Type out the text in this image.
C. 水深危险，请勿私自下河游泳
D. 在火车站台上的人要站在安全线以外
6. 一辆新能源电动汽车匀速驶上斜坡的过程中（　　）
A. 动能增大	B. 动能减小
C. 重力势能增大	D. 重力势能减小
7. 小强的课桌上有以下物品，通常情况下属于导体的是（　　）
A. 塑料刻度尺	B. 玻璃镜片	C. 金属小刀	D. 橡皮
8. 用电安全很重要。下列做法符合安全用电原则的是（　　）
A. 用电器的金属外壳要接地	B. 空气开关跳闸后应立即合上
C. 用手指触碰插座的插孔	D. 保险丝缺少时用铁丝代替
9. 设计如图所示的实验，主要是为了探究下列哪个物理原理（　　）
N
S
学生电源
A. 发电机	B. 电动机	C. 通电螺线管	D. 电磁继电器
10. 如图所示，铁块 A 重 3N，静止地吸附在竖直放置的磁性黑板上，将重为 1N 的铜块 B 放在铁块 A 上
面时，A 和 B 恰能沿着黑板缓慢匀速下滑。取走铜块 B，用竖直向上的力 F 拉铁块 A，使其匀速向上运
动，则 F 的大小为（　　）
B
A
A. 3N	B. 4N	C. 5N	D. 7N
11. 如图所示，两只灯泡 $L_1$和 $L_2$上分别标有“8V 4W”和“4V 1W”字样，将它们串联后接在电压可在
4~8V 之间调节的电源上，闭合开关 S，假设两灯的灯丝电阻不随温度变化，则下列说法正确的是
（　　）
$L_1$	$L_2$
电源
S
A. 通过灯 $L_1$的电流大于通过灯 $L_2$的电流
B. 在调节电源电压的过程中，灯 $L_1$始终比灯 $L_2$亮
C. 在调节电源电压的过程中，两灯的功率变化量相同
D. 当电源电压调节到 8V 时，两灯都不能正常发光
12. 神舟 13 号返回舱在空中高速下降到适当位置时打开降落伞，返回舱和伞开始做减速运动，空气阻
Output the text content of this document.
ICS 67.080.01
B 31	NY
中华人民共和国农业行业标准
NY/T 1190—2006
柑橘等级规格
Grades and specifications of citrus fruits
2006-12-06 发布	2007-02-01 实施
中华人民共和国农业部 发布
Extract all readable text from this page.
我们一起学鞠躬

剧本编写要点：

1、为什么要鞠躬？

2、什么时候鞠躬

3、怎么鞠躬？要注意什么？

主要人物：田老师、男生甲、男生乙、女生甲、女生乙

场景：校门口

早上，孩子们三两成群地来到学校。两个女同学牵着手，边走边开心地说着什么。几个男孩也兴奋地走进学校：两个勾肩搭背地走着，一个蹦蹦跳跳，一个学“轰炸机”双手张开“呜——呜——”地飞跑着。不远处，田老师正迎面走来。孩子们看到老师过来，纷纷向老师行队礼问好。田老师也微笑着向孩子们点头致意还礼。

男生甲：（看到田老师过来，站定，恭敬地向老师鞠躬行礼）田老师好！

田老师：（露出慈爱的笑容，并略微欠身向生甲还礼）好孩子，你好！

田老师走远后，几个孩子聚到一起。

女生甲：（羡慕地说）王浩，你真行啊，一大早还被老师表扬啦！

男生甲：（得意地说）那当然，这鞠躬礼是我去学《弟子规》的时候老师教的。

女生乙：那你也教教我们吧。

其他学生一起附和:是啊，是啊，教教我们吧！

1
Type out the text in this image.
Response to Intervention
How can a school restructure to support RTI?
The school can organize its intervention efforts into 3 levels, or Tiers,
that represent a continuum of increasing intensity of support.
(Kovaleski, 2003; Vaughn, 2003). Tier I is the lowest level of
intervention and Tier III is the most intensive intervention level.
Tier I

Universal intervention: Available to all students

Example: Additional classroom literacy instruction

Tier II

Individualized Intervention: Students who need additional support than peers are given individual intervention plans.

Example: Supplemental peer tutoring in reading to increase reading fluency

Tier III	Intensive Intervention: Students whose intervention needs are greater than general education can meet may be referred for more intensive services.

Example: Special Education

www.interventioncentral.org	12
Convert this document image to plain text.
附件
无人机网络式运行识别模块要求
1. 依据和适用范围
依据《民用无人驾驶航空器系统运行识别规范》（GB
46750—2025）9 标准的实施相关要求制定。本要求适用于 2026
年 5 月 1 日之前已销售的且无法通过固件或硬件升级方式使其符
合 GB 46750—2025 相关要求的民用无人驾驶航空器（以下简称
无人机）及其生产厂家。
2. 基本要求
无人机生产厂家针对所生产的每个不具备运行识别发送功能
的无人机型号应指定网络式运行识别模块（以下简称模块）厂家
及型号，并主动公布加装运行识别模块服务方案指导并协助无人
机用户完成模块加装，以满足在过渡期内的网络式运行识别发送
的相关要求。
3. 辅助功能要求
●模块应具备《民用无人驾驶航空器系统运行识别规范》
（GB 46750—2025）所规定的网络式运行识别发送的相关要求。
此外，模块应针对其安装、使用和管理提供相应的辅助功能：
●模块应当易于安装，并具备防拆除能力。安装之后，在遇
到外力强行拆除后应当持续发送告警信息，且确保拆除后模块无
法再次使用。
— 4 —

☆ ☆ ☆ ☆ ☆ ☆ ☆

Given request: Copy down every line of the entries containing the word "this".

Exercise solution:
Type out the text in this image.
Output the text content of this document.
Extract all readable text from this page.
Type out the text in this image.
Convert this document image to plain text.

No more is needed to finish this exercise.